* **Short task**:
Print the data exactly, leaving nothing out.

+++ Records for this task +++

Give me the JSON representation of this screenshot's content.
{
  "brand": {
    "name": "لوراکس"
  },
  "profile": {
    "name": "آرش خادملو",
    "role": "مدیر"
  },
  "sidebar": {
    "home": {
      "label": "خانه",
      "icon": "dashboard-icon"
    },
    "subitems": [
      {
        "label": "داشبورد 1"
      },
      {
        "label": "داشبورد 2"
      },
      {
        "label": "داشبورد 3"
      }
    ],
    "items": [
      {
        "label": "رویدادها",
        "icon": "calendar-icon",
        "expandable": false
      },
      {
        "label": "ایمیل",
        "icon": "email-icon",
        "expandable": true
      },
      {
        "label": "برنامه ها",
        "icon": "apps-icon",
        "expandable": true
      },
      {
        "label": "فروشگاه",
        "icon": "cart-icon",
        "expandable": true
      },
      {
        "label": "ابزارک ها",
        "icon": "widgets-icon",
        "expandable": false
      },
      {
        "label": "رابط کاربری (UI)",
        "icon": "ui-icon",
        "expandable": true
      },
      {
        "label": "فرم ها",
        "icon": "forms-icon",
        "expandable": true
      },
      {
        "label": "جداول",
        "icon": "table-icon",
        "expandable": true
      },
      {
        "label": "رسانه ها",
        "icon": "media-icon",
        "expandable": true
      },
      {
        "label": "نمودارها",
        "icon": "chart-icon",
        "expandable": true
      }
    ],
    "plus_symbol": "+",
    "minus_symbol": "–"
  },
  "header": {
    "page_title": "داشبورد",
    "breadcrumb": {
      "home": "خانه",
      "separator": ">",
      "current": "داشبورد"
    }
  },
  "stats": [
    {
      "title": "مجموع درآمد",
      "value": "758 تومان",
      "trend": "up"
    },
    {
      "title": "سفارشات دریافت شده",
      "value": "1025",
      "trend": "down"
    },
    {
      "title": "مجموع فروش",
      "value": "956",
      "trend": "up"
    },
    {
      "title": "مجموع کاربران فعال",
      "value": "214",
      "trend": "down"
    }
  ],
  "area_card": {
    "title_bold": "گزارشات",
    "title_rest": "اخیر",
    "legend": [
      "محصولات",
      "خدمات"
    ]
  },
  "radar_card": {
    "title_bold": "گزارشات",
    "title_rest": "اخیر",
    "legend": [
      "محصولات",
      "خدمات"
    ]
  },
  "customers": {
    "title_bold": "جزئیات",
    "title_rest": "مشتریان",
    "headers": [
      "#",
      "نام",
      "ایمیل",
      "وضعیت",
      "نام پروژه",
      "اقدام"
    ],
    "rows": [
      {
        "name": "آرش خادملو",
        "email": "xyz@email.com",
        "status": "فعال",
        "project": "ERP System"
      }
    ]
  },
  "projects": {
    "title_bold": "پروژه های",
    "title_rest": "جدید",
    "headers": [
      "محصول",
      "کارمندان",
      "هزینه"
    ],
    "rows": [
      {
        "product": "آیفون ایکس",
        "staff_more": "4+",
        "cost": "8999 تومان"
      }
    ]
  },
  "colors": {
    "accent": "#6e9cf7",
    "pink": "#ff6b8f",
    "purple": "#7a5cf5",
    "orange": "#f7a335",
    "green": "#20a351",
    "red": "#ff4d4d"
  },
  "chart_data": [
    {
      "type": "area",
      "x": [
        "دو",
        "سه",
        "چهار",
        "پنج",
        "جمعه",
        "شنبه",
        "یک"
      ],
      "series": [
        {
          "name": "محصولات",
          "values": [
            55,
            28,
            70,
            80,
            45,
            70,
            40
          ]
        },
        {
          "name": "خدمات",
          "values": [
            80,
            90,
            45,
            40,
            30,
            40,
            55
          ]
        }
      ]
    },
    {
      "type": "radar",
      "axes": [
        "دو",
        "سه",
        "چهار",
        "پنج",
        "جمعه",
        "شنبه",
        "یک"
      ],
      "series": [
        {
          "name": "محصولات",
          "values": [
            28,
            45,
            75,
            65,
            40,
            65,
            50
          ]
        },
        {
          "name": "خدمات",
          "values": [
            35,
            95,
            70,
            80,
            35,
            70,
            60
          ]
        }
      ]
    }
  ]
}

+++

* **Expected answer**:
Give me the JSON representation of this screenshot's content.
{
  "brand": {
    "name": "لوراکس"
  },
  "profile": {
    "name": "آرش خادملو",
    "role": "مدیر"
  },
  "sidebar": {
    "home": {
      "label": "خانه",
      "icon": "dashboard-icon"
    },
    "subitems": [
      {
        "label": "داشبورد 1"
      },
      {
        "label": "داشبورد 2"
      },
      {
        "label": "داشبورد 3"
      }
    ],
    "items": [
      {
        "label": "رویدادها",
        "icon": "calendar-icon",
        "expandable": false
      },
      {
        "label": "ایمیل",
        "icon": "email-icon",
        "expandable": true
      },
      {
        "label": "برنامه ها",
        "icon": "apps-icon",
        "expandable": true
      },
      {
        "label": "فروشگاه",
        "icon": "cart-icon",
        "expandable": true
      },
      {
        "label": "ابزارک ها",
        "icon": "widgets-icon",
        "expandable": false
      },
      {
        "label": "رابط کاربری (UI)",
        "icon": "ui-icon",
        "expandable": true
      },
      {
        "label": "فرم ها",
        "icon": "forms-icon",
        "expandable": true
      },
      {
        "label": "جداول",
        "icon": "table-icon",
        "expandable": true
      },
      {
        "label": "رسانه ها",
        "icon": "media-icon",
        "expandable": true
      },
      {
        "label": "نمودارها",
        "icon": "chart-icon",
        "expandable": true
      }
    ],
    "plus_symbol": "+",
    "minus_symbol": "–"
  },
  "header": {
    "page_title": "داشبورد",
    "breadcrumb": {
      "home": "خانه",
      "separator": ">",
      "current": "داشبورد"
    }
  },
  "stats": [
    {
      "title": "مجموع درآمد",
      "value": "758 تومان",
      "trend": "up"
    },
    {
      "title": "سفارشات دریافت شده",
      "value": "1025",
      "trend": "down"
    },
    {
      "title": "مجموع فروش",
      "value": "956",
      "trend": "up"
    },
    {
      "title": "مجموع کاربران فعال",
      "value": "214",
      "trend": "down"
    }
  ],
  "area_card": {
    "title_bold": "گزارشات",
    "title_rest": "اخیر",
    "legend": [
      "محصولات",
      "خدمات"
    ]
  },
  "radar_card": {
    "title_bold": "گزارشات",
    "title_rest": "اخیر",
    "legend": [
      "محصولات",
      "خدمات"
    ]
  },
  "customers": {
    "title_bold": "جزئیات",
    "title_rest": "مشتریان",
    "headers": [
      "#",
      "نام",
      "ایمیل",
      "وضعیت",
      "نام پروژه",
      "اقدام"
    ],
    "rows": [
      {
        "name": "آرش خادملو",
        "email": "xyz@email.com",
        "status": "فعال",
        "project": "ERP System"
      }
    ]
  },
  "projects": {
    "title_bold": "پروژه های",
    "title_rest": "جدید",
    "headers": [
      "محصول",
      "کارمندان",
      "هزینه"
    ],
    "rows": [
      {
        "product": "آیفون ایکس",
        "staff_more": "4+",
        "cost": "8999 تومان"
      }
    ]
  },
  "colors": {
    "accent": "#6e9cf7",
    "pink": "#ff6b8f",
    "purple": "#7a5cf5",
    "orange": "#f7a335",
    "green": "#20a351",
    "red": "#ff4d4d"
  },
  "chart_data": [
    {
      "type": "area",
      "x": [
        "دو",
        "سه",
        "چهار",
        "پنج",
        "جمعه",
        "شنبه",
        "یک"
      ],
      "series": [
        {
          "name": "محصولات",
          "values": [
            55,
            28,
            70,
            80,
            45,
            70,
            40
          ]
        },
        {
          "name": "خدمات",
          "values": [
            80,
            90,
            45,
            40,
            30,
            40,
            55
          ]
        }
      ]
    },
    {
      "type": "radar",
      "axes": [
        "دو",
        "سه",
        "چهار",
        "پنج",
        "جمعه",
        "شنبه",
        "یک"
      ],
      "series": [
        {
          "name": "محصولات",
          "values": [
            28,
            45,
            75,
            65,
            40,
            65,
            50
          ]
        },
        {
          "name": "خدمات",
          "values": [
            35,
            95,
            70,
            80,
            35,
            70,
            60
          ]
        }
      ]
    }
  ]
}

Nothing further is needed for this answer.